- _Exercise prompt_
Each line containing the word "text" must be reported.

- _Dataset excerpts_

- - -

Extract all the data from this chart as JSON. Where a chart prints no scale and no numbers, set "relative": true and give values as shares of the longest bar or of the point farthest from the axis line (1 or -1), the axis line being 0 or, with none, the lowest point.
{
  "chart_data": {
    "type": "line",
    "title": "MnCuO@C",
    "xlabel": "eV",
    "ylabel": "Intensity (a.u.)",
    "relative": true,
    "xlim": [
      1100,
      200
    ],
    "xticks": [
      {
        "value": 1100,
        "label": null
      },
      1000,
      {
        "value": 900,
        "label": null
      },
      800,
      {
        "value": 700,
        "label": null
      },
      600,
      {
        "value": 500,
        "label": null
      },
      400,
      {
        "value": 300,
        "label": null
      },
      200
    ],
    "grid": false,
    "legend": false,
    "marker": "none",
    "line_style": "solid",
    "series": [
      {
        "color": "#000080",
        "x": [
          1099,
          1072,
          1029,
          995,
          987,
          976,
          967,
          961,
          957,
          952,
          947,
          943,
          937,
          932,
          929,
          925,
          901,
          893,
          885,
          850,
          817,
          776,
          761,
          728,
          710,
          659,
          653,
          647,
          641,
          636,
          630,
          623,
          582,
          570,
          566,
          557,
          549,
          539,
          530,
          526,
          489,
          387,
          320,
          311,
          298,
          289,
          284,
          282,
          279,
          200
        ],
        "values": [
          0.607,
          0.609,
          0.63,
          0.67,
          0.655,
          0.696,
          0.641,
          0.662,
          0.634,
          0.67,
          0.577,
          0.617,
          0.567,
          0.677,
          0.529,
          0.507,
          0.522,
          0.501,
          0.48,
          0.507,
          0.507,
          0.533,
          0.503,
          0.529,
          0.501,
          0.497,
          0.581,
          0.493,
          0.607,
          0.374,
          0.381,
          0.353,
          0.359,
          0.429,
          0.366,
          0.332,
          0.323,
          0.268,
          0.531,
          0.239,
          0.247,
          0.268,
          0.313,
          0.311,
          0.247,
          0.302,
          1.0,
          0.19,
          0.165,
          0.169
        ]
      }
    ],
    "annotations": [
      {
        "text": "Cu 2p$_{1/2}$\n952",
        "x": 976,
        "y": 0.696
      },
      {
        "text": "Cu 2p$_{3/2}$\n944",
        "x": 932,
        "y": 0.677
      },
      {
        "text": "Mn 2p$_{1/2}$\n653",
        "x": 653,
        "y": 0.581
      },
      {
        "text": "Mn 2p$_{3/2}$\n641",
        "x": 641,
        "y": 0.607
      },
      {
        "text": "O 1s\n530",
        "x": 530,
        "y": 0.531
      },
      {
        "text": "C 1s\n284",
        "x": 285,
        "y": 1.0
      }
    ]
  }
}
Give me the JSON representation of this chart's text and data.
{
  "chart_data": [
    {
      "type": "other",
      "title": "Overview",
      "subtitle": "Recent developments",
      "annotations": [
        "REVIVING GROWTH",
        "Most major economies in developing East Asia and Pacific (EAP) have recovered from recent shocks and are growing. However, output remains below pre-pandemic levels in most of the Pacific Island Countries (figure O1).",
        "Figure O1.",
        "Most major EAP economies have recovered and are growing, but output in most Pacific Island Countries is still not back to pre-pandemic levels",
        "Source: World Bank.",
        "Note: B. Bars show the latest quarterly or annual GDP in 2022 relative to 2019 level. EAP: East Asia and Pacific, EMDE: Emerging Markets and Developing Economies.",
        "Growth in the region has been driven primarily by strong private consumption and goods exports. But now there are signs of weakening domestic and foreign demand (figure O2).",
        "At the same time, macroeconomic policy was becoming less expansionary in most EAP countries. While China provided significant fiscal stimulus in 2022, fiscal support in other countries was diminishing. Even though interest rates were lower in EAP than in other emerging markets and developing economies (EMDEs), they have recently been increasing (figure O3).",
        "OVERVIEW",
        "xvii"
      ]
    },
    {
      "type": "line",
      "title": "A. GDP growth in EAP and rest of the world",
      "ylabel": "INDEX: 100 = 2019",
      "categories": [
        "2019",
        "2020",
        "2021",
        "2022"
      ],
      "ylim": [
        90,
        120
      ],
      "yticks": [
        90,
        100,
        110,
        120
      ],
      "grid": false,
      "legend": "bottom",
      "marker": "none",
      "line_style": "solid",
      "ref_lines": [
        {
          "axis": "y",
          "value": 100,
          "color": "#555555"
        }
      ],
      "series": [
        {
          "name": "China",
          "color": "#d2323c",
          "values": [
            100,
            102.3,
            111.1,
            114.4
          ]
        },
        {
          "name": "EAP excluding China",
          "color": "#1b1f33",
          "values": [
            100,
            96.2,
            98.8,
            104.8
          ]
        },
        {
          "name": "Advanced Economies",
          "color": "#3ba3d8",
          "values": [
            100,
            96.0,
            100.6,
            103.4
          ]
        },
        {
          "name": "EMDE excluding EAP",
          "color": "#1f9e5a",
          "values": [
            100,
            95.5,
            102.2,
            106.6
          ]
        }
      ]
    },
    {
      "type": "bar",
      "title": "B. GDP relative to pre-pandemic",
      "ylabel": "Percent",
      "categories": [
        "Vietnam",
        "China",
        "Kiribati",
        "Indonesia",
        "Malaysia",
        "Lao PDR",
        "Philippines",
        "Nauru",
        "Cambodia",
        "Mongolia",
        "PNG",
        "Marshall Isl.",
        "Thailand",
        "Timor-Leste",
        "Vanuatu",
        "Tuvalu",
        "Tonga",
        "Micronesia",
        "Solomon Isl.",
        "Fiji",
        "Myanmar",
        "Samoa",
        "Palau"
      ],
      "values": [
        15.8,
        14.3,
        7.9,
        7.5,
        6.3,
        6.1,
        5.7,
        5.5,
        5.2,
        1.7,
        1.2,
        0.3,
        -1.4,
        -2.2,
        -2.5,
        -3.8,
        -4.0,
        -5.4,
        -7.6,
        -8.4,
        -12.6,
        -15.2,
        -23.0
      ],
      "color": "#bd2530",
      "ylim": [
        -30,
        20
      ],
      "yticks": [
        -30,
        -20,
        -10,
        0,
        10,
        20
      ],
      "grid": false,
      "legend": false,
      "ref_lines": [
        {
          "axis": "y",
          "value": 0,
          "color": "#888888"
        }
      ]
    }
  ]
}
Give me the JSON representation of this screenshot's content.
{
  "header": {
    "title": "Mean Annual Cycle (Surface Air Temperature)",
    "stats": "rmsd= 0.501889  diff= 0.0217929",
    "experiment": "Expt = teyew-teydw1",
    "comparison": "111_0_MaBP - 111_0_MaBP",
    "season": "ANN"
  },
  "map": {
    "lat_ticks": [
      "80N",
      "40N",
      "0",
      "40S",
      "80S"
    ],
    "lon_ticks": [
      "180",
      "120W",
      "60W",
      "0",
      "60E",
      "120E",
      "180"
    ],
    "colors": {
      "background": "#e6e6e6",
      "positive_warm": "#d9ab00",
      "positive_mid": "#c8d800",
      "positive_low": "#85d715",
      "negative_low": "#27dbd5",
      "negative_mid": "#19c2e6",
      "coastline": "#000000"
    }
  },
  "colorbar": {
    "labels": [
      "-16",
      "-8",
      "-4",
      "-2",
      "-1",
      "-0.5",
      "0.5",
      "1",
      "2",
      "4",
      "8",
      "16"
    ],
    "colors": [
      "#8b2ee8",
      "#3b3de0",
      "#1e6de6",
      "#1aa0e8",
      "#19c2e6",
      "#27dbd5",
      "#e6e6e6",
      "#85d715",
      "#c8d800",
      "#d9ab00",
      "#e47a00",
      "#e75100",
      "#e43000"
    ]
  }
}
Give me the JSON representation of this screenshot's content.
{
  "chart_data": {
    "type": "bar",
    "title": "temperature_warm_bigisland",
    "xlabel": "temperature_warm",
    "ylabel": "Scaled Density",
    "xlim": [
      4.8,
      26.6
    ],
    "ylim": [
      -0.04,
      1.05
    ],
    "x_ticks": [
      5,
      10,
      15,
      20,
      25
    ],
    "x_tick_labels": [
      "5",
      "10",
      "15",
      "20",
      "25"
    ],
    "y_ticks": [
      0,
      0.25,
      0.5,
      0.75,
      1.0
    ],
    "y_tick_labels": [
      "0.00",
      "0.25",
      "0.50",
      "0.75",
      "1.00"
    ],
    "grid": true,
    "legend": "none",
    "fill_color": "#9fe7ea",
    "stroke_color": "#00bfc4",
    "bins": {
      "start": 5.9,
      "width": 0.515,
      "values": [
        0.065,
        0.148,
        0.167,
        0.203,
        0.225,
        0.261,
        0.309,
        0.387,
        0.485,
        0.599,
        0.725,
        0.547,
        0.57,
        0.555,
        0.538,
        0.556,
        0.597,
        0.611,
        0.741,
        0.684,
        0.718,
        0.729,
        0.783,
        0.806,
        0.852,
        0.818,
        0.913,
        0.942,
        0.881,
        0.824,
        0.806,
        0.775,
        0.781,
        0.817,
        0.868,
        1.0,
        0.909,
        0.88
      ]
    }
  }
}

- - -

- _Exercise solution_
        "text": "Cu 2p$_{1/2}$\n952",
        "text": "Cu 2p$_{3/2}$\n944",
        "text": "Mn 2p$_{1/2}$\n653",
        "text": "Mn 2p$_{3/2}$\n641",
        "text": "O 1s\n530",
        "text": "C 1s\n284",
Give me the JSON representation of this chart's text and data.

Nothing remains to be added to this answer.